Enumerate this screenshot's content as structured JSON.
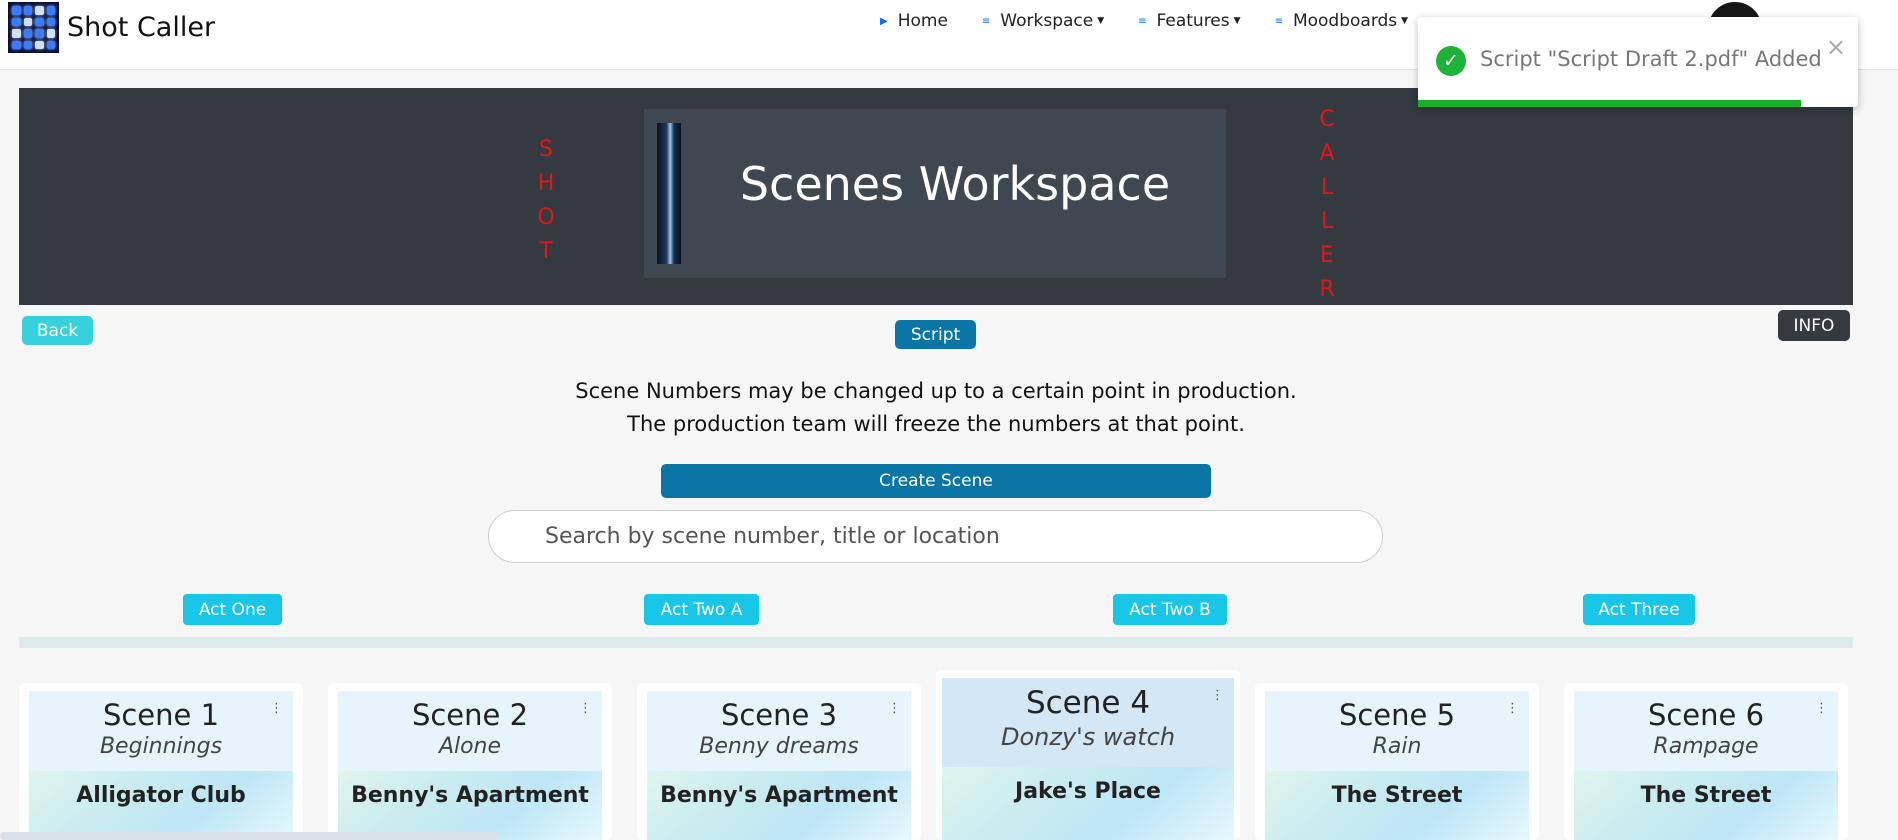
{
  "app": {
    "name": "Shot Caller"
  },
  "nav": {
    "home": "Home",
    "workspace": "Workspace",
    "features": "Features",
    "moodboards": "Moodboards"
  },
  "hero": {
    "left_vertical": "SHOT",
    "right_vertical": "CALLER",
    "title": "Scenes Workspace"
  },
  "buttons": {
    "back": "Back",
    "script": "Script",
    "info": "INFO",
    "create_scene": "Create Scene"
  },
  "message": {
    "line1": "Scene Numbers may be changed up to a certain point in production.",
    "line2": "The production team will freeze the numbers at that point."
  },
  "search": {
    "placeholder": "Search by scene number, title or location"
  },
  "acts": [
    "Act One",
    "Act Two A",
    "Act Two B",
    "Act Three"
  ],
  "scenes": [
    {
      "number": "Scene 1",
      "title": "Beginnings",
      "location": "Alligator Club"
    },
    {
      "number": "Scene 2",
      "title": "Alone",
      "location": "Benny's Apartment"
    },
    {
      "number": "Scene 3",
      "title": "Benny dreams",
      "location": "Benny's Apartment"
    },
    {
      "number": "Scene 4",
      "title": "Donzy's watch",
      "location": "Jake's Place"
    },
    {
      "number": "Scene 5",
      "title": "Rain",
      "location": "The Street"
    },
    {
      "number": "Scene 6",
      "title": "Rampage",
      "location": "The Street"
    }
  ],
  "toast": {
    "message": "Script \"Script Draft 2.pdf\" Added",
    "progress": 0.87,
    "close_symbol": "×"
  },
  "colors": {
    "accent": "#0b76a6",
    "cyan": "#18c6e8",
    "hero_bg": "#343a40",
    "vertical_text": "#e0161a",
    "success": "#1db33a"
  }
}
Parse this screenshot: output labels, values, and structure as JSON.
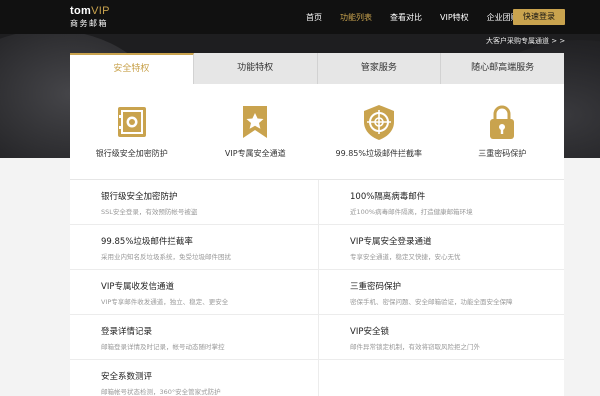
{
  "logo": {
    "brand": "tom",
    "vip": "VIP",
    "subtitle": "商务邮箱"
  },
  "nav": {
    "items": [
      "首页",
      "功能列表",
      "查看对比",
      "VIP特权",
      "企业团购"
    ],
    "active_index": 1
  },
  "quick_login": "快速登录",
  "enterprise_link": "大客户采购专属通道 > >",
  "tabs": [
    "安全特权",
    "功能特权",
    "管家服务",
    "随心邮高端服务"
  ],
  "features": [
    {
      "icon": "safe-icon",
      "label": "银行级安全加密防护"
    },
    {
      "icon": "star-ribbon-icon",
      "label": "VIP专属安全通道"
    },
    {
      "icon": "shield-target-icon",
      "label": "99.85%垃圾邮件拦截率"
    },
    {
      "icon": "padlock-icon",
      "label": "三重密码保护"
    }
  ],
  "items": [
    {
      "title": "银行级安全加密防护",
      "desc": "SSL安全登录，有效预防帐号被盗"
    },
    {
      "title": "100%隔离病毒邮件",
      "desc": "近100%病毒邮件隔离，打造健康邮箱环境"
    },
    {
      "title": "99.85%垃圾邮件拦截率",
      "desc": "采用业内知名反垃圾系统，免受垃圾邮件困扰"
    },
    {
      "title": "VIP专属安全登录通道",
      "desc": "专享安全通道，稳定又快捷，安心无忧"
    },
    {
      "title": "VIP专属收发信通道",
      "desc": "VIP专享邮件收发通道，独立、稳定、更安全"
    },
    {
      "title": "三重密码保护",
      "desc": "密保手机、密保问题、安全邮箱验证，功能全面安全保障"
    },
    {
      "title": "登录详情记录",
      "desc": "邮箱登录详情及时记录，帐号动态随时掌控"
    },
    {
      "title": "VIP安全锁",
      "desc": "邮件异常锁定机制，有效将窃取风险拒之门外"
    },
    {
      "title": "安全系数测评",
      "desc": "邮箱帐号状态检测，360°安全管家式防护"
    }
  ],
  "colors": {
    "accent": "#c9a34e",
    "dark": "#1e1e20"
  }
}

· · · · · · ·

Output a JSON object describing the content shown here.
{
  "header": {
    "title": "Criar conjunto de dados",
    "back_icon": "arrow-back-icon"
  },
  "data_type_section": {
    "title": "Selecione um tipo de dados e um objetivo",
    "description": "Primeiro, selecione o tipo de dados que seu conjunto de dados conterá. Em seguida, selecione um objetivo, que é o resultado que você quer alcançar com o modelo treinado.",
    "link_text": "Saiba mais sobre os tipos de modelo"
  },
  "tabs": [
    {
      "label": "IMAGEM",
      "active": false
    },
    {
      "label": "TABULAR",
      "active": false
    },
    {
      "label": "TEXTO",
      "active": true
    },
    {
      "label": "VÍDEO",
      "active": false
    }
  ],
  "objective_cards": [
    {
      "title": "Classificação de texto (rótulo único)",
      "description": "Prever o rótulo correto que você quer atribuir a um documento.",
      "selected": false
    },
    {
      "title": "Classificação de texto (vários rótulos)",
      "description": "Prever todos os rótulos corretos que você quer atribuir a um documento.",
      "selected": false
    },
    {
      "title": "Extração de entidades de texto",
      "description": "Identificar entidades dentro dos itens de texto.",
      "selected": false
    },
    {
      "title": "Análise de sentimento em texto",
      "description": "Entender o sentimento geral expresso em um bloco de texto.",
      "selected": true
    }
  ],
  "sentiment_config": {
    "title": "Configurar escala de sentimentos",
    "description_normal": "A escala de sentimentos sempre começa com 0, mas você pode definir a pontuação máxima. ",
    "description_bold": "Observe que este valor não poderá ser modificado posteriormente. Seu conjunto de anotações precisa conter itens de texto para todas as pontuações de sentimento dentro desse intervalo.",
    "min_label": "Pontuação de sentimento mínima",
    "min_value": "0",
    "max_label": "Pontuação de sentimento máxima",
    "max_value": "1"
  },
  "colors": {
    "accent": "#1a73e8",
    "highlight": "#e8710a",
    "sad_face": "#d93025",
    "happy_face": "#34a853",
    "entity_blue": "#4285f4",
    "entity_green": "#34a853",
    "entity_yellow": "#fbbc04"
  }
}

· · · · · · ·

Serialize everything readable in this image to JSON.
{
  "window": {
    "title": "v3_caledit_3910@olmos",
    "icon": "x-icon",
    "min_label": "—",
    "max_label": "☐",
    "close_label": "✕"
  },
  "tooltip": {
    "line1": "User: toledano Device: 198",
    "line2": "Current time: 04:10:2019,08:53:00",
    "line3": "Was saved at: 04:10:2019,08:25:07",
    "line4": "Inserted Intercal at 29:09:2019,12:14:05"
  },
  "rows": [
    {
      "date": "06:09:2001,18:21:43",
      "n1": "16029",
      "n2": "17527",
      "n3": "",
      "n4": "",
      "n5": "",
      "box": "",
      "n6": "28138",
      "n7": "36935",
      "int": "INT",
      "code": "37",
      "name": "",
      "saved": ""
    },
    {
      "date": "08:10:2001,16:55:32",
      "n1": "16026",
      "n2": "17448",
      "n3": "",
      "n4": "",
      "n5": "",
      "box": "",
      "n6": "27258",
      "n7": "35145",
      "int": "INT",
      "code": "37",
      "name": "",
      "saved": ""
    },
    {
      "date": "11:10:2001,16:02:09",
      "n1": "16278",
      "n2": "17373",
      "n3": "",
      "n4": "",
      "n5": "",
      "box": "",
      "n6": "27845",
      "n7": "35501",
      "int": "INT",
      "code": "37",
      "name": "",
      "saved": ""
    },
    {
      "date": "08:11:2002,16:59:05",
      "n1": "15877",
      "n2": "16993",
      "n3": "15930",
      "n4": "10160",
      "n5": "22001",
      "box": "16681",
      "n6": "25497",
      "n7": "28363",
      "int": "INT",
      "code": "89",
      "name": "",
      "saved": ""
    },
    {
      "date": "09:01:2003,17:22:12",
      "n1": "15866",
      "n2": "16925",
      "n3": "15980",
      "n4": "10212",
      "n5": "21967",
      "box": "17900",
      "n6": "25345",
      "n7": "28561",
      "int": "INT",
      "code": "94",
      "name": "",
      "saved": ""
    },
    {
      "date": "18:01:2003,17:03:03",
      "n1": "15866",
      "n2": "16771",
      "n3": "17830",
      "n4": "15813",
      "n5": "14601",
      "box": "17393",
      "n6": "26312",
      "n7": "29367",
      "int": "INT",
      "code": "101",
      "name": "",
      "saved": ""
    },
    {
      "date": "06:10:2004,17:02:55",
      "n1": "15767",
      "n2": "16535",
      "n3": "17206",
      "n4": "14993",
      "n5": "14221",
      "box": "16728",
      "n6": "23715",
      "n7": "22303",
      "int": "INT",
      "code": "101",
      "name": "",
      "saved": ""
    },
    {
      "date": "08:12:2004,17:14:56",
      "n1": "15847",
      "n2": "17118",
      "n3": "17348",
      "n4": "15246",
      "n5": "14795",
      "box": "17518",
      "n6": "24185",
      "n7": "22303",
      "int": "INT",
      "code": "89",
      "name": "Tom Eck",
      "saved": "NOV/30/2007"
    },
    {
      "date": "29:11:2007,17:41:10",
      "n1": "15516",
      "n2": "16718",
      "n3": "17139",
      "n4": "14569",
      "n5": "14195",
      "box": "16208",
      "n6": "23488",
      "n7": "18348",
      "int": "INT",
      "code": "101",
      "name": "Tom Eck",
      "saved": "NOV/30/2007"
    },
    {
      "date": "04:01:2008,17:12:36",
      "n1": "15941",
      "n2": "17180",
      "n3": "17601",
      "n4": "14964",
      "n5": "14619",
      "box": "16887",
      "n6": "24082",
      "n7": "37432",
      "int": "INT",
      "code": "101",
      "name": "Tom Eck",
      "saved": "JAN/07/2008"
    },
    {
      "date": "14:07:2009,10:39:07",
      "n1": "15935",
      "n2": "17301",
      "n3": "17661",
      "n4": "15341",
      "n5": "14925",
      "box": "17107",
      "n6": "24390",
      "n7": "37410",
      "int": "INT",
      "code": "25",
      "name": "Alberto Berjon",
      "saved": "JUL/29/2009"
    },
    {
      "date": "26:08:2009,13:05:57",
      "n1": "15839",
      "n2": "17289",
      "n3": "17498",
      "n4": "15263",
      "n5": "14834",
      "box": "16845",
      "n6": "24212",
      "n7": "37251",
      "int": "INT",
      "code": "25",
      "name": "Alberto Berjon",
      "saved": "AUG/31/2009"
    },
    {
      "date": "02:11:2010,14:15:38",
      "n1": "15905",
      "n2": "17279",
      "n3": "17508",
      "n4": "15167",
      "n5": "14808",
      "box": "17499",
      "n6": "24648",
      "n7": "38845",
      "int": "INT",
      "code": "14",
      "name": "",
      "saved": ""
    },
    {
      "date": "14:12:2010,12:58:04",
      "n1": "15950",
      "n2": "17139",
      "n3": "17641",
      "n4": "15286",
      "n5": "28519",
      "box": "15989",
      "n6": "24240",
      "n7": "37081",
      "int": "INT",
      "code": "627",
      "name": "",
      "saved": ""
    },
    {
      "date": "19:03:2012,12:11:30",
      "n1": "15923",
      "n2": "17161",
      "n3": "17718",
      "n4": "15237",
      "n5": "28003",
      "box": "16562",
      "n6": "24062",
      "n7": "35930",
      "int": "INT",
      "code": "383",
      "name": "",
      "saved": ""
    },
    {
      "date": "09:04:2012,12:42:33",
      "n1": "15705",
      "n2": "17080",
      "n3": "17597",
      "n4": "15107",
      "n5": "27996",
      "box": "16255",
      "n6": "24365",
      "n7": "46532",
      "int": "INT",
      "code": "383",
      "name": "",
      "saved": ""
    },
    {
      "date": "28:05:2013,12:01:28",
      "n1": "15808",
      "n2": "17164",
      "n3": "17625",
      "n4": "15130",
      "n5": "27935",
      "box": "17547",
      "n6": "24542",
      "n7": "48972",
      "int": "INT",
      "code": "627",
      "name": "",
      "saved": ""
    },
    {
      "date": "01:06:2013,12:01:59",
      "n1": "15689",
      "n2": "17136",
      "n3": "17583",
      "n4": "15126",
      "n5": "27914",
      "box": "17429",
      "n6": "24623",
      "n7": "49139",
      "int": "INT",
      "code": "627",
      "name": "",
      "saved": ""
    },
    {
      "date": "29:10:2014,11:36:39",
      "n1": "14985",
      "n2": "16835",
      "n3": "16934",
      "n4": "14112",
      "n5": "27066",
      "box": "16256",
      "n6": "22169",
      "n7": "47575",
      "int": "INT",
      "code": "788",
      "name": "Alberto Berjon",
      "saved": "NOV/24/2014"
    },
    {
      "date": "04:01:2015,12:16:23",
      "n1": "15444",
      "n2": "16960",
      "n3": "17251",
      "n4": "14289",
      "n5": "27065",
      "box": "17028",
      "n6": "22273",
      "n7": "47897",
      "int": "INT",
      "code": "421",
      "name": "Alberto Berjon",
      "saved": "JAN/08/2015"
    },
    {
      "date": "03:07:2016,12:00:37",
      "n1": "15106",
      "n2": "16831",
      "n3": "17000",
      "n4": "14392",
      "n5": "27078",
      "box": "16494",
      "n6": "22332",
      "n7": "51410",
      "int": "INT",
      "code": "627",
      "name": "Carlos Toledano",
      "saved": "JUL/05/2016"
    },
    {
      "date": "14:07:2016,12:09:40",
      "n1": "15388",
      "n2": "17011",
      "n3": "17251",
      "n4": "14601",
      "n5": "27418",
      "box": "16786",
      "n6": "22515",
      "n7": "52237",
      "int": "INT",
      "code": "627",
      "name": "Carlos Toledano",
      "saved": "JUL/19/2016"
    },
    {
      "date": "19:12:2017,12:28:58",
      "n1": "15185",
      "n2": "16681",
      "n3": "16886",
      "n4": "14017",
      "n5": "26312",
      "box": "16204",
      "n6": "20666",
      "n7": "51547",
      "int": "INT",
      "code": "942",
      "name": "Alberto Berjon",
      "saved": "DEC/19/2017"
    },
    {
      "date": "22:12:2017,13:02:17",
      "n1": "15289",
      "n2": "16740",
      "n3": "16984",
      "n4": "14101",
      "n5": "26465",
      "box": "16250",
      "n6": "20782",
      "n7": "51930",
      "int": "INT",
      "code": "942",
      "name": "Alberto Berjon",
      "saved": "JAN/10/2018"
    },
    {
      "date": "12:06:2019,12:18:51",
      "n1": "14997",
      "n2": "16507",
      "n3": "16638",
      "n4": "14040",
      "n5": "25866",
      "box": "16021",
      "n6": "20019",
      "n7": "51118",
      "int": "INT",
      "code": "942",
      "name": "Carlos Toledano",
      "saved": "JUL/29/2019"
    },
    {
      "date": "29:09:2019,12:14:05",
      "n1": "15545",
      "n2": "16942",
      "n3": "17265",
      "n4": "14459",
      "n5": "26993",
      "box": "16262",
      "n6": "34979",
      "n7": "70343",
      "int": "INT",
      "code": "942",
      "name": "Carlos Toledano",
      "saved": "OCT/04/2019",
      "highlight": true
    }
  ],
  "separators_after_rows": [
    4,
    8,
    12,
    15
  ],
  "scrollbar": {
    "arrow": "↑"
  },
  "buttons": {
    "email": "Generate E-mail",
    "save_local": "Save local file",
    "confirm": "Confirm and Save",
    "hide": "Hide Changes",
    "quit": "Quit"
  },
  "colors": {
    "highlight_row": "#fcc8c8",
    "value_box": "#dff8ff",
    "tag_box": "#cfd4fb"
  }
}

· · · · · · ·

__Exercise requirements__. Copy every line from the entries that contains the word "você".

__Result of this exercise__.
    "description": "Primeiro, selecione o tipo de dados que seu conjunto de dados conterá. Em seguida, selecione um objetivo, que é o resultado que você quer alcançar com o modelo treinado.",
      "description": "Prever o rótulo correto que você quer atribuir a um documento.",
      "description": "Prever todos os rótulos corretos que você quer atribuir a um documento.",
    "description_normal": "A escala de sentimentos sempre começa com 0, mas você pode definir a pontuação máxima. ",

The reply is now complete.